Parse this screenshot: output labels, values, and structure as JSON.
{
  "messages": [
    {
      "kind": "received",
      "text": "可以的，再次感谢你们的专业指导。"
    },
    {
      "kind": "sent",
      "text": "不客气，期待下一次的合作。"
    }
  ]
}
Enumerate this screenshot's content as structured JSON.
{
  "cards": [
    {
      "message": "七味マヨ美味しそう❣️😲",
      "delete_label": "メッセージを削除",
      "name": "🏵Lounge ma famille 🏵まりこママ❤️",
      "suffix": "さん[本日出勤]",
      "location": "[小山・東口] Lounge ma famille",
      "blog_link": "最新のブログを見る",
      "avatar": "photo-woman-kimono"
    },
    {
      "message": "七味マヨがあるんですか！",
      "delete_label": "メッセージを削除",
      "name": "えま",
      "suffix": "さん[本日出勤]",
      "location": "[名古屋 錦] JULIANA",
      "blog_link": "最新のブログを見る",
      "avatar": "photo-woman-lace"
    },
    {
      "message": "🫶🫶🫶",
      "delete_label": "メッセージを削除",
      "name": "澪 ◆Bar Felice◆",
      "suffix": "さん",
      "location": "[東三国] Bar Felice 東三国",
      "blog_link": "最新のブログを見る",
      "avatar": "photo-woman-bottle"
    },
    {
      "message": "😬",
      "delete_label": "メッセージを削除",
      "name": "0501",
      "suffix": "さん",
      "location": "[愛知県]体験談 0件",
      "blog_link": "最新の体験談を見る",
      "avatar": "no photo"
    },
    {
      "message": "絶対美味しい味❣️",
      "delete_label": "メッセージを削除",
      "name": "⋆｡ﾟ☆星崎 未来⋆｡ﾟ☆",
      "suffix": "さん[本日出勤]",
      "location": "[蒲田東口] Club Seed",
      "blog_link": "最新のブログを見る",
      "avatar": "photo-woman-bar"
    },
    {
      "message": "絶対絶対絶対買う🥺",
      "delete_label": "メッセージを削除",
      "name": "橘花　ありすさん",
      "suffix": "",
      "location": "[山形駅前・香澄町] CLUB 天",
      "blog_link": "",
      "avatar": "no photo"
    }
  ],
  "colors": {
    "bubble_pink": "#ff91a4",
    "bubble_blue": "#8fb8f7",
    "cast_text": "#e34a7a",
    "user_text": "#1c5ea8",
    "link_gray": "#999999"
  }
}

^^^^^^^^^^^^^^^^

Begin with the line that contains "Enumerate this screenshot's" and end with the last line of the records; set down every line in that span exactly, and nothing else.

Enumerate this screenshot's content as structured JSON.
{
  "cards": [
    {
      "message": "七味マヨ美味しそう❣️😲",
      "delete_label": "メッセージを削除",
      "name": "🏵Lounge ma famille 🏵まりこママ❤️",
      "suffix": "さん[本日出勤]",
      "location": "[小山・東口] Lounge ma famille",
      "blog_link": "最新のブログを見る",
      "avatar": "photo-woman-kimono"
    },
    {
      "message": "七味マヨがあるんですか！",
      "delete_label": "メッセージを削除",
      "name": "えま",
      "suffix": "さん[本日出勤]",
      "location": "[名古屋 錦] JULIANA",
      "blog_link": "最新のブログを見る",
      "avatar": "photo-woman-lace"
    },
    {
      "message": "🫶🫶🫶",
      "delete_label": "メッセージを削除",
      "name": "澪 ◆Bar Felice◆",
      "suffix": "さん",
      "location": "[東三国] Bar Felice 東三国",
      "blog_link": "最新のブログを見る",
      "avatar": "photo-woman-bottle"
    },
    {
      "message": "😬",
      "delete_label": "メッセージを削除",
      "name": "0501",
      "suffix": "さん",
      "location": "[愛知県]体験談 0件",
      "blog_link": "最新の体験談を見る",
      "avatar": "no photo"
    },
    {
      "message": "絶対美味しい味❣️",
      "delete_label": "メッセージを削除",
      "name": "⋆｡ﾟ☆星崎 未来⋆｡ﾟ☆",
      "suffix": "さん[本日出勤]",
      "location": "[蒲田東口] Club Seed",
      "blog_link": "最新のブログを見る",
      "avatar": "photo-woman-bar"
    },
    {
      "message": "絶対絶対絶対買う🥺",
      "delete_label": "メッセージを削除",
      "name": "橘花　ありすさん",
      "suffix": "",
      "location": "[山形駅前・香澄町] CLUB 天",
      "blog_link": "",
      "avatar": "no photo"
    }
  ],
  "colors": {
    "bubble_pink": "#ff91a4",
    "bubble_blue": "#8fb8f7",
    "cast_text": "#e34a7a",
    "user_text": "#1c5ea8",
    "link_gray": "#999999"
  }
}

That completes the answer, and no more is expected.